» EXERCISE INSTRUCTIONS
Output an exact reproduction of the data.

» EXTRACTED ENTRIES
--- Start ---

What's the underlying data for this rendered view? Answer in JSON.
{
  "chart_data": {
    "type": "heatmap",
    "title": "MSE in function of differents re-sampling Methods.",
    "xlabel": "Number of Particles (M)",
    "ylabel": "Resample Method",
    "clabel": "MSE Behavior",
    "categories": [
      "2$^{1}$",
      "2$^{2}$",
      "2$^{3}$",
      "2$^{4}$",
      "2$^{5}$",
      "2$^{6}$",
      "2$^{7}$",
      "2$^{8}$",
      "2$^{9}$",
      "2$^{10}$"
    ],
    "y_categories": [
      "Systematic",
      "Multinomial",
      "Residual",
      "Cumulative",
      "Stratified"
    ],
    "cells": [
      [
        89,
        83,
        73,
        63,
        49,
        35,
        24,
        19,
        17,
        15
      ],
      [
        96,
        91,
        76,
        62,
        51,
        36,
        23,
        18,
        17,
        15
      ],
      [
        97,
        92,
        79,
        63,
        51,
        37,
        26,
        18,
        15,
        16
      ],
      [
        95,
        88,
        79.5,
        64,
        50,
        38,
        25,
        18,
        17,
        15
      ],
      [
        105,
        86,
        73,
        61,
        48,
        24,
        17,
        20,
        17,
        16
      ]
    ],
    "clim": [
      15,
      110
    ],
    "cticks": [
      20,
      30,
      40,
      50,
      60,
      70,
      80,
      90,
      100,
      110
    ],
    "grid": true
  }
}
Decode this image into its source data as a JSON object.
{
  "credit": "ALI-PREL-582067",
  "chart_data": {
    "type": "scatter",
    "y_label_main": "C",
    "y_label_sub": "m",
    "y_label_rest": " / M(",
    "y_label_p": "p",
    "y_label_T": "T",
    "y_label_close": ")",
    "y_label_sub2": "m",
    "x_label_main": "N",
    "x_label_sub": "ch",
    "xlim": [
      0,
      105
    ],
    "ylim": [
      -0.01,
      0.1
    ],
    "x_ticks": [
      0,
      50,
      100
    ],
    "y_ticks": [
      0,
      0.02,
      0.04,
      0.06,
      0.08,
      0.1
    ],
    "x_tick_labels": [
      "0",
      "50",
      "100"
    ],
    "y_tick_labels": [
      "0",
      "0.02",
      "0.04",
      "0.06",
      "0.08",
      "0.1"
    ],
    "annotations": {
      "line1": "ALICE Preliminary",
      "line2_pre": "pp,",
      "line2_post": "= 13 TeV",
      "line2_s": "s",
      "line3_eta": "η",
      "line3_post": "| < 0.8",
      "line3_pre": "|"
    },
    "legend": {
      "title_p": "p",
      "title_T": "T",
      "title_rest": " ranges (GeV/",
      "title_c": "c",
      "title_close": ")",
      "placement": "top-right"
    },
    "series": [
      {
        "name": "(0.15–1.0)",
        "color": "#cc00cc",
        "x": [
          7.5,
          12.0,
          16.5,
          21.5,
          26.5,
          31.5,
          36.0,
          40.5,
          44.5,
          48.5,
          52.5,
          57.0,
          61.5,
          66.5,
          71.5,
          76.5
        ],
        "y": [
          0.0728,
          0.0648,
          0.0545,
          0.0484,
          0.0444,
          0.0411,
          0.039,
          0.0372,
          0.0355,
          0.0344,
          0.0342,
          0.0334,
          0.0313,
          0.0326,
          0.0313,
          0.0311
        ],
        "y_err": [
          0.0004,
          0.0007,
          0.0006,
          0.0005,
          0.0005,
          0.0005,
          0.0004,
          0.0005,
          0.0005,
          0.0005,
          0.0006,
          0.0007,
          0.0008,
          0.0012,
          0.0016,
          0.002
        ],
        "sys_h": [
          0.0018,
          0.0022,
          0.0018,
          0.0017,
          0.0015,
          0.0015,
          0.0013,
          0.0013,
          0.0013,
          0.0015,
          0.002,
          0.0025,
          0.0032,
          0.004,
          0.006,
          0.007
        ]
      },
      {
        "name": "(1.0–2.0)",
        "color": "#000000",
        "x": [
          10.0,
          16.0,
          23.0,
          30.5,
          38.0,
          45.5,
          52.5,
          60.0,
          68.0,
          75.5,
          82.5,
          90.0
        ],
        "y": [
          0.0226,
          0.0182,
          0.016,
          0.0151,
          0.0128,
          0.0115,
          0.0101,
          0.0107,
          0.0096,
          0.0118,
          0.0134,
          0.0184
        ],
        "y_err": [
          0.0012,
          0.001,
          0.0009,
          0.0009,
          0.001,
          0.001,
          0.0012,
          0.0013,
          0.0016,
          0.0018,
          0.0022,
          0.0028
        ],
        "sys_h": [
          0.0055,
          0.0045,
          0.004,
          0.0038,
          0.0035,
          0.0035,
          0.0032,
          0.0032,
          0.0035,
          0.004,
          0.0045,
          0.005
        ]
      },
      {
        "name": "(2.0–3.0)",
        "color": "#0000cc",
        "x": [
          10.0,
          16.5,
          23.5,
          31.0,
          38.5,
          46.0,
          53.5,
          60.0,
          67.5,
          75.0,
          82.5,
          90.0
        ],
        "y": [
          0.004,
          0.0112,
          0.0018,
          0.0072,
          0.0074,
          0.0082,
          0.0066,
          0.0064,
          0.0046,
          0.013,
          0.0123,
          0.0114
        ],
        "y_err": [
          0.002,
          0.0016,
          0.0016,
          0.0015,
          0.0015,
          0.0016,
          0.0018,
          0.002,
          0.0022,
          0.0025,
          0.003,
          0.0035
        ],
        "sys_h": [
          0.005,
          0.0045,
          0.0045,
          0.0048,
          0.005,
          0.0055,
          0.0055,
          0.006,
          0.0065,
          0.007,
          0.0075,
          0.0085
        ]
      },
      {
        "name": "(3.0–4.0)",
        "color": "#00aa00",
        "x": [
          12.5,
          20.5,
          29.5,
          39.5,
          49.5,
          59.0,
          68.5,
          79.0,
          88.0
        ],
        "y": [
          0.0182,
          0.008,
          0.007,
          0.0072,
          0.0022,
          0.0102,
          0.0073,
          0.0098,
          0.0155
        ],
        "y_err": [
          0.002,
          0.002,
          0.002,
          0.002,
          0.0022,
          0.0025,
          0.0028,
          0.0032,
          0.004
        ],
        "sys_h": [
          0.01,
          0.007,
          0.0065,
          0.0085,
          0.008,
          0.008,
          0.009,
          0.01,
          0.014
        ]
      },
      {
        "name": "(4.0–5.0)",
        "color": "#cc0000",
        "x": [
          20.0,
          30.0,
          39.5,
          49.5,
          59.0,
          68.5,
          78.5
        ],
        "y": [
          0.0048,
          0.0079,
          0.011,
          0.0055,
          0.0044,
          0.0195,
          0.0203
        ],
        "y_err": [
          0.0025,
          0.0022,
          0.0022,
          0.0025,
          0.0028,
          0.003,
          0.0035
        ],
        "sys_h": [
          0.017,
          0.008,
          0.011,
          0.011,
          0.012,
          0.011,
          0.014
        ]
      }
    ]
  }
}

--- End ---

» ANSWER TO THIS EXERCISE
What's the underlying data for this rendered view? Answer in JSON.
{
  "chart_data": {
    "type": "heatmap",
    "title": "MSE in function of differents re-sampling Methods.",
    "xlabel": "Number of Particles (M)",
    "ylabel": "Resample Method",
    "clabel": "MSE Behavior",
    "categories": [
      "2$^{1}$",
      "2$^{2}$",
      "2$^{3}$",
      "2$^{4}$",
      "2$^{5}$",
      "2$^{6}$",
      "2$^{7}$",
      "2$^{8}$",
      "2$^{9}$",
      "2$^{10}$"
    ],
    "y_categories": [
      "Systematic",
      "Multinomial",
      "Residual",
      "Cumulative",
      "Stratified"
    ],
    "cells": [
      [
        89,
        83,
        73,
        63,
        49,
        35,
        24,
        19,
        17,
        15
      ],
      [
        96,
        91,
        76,
        62,
        51,
        36,
        23,
        18,
        17,
        15
      ],
      [
        97,
        92,
        79,
        63,
        51,
        37,
        26,
        18,
        15,
        16
      ],
      [
        95,
        88,
        79.5,
        64,
        50,
        38,
        25,
        18,
        17,
        15
      ],
      [
        105,
        86,
        73,
        61,
        48,
        24,
        17,
        20,
        17,
        16
      ]
    ],
    "clim": [
      15,
      110
    ],
    "cticks": [
      20,
      30,
      40,
      50,
      60,
      70,
      80,
      90,
      100,
      110
    ],
    "grid": true
  }
}
Decode this image into its source data as a JSON object.
{
  "credit": "ALI-PREL-582067",
  "chart_data": {
    "type": "scatter",
    "y_label_main": "C",
    "y_label_sub": "m",
    "y_label_rest": " / M(",
    "y_label_p": "p",
    "y_label_T": "T",
    "y_label_close": ")",
    "y_label_sub2": "m",
    "x_label_main": "N",
    "x_label_sub": "ch",
    "xlim": [
      0,
      105
    ],
    "ylim": [
      -0.01,
      0.1
    ],
    "x_ticks": [
      0,
      50,
      100
    ],
    "y_ticks": [
      0,
      0.02,
      0.04,
      0.06,
      0.08,
      0.1
    ],
    "x_tick_labels": [
      "0",
      "50",
      "100"
    ],
    "y_tick_labels": [
      "0",
      "0.02",
      "0.04",
      "0.06",
      "0.08",
      "0.1"
    ],
    "annotations": {
      "line1": "ALICE Preliminary",
      "line2_pre": "pp,",
      "line2_post": "= 13 TeV",
      "line2_s": "s",
      "line3_eta": "η",
      "line3_post": "| < 0.8",
      "line3_pre": "|"
    },
    "legend": {
      "title_p": "p",
      "title_T": "T",
      "title_rest": " ranges (GeV/",
      "title_c": "c",
      "title_close": ")",
      "placement": "top-right"
    },
    "series": [
      {
        "name": "(0.15–1.0)",
        "color": "#cc00cc",
        "x": [
          7.5,
          12.0,
          16.5,
          21.5,
          26.5,
          31.5,
          36.0,
          40.5,
          44.5,
          48.5,
          52.5,
          57.0,
          61.5,
          66.5,
          71.5,
          76.5
        ],
        "y": [
          0.0728,
          0.0648,
          0.0545,
          0.0484,
          0.0444,
          0.0411,
          0.039,
          0.0372,
          0.0355,
          0.0344,
          0.0342,
          0.0334,
          0.0313,
          0.0326,
          0.0313,
          0.0311
        ],
        "y_err": [
          0.0004,
          0.0007,
          0.0006,
          0.0005,
          0.0005,
          0.0005,
          0.0004,
          0.0005,
          0.0005,
          0.0005,
          0.0006,
          0.0007,
          0.0008,
          0.0012,
          0.0016,
          0.002
        ],
        "sys_h": [
          0.0018,
          0.0022,
          0.0018,
          0.0017,
          0.0015,
          0.0015,
          0.0013,
          0.0013,
          0.0013,
          0.0015,
          0.002,
          0.0025,
          0.0032,
          0.004,
          0.006,
          0.007
        ]
      },
      {
        "name": "(1.0–2.0)",
        "color": "#000000",
        "x": [
          10.0,
          16.0,
          23.0,
          30.5,
          38.0,
          45.5,
          52.5,
          60.0,
          68.0,
          75.5,
          82.5,
          90.0
        ],
        "y": [
          0.0226,
          0.0182,
          0.016,
          0.0151,
          0.0128,
          0.0115,
          0.0101,
          0.0107,
          0.0096,
          0.0118,
          0.0134,
          0.0184
        ],
        "y_err": [
          0.0012,
          0.001,
          0.0009,
          0.0009,
          0.001,
          0.001,
          0.0012,
          0.0013,
          0.0016,
          0.0018,
          0.0022,
          0.0028
        ],
        "sys_h": [
          0.0055,
          0.0045,
          0.004,
          0.0038,
          0.0035,
          0.0035,
          0.0032,
          0.0032,
          0.0035,
          0.004,
          0.0045,
          0.005
        ]
      },
      {
        "name": "(2.0–3.0)",
        "color": "#0000cc",
        "x": [
          10.0,
          16.5,
          23.5,
          31.0,
          38.5,
          46.0,
          53.5,
          60.0,
          67.5,
          75.0,
          82.5,
          90.0
        ],
        "y": [
          0.004,
          0.0112,
          0.0018,
          0.0072,
          0.0074,
          0.0082,
          0.0066,
          0.0064,
          0.0046,
          0.013,
          0.0123,
          0.0114
        ],
        "y_err": [
          0.002,
          0.0016,
          0.0016,
          0.0015,
          0.0015,
          0.0016,
          0.0018,
          0.002,
          0.0022,
          0.0025,
          0.003,
          0.0035
        ],
        "sys_h": [
          0.005,
          0.0045,
          0.0045,
          0.0048,
          0.005,
          0.0055,
          0.0055,
          0.006,
          0.0065,
          0.007,
          0.0075,
          0.0085
        ]
      },
      {
        "name": "(3.0–4.0)",
        "color": "#00aa00",
        "x": [
          12.5,
          20.5,
          29.5,
          39.5,
          49.5,
          59.0,
          68.5,
          79.0,
          88.0
        ],
        "y": [
          0.0182,
          0.008,
          0.007,
          0.0072,
          0.0022,
          0.0102,
          0.0073,
          0.0098,
          0.0155
        ],
        "y_err": [
          0.002,
          0.002,
          0.002,
          0.002,
          0.0022,
          0.0025,
          0.0028,
          0.0032,
          0.004
        ],
        "sys_h": [
          0.01,
          0.007,
          0.0065,
          0.0085,
          0.008,
          0.008,
          0.009,
          0.01,
          0.014
        ]
      },
      {
        "name": "(4.0–5.0)",
        "color": "#cc0000",
        "x": [
          20.0,
          30.0,
          39.5,
          49.5,
          59.0,
          68.5,
          78.5
        ],
        "y": [
          0.0048,
          0.0079,
          0.011,
          0.0055,
          0.0044,
          0.0195,
          0.0203
        ],
        "y_err": [
          0.0025,
          0.0022,
          0.0022,
          0.0025,
          0.0028,
          0.003,
          0.0035
        ],
        "sys_h": [
          0.017,
          0.008,
          0.011,
          0.011,
          0.012,
          0.011,
          0.014
        ]
      }
    ]
  }
}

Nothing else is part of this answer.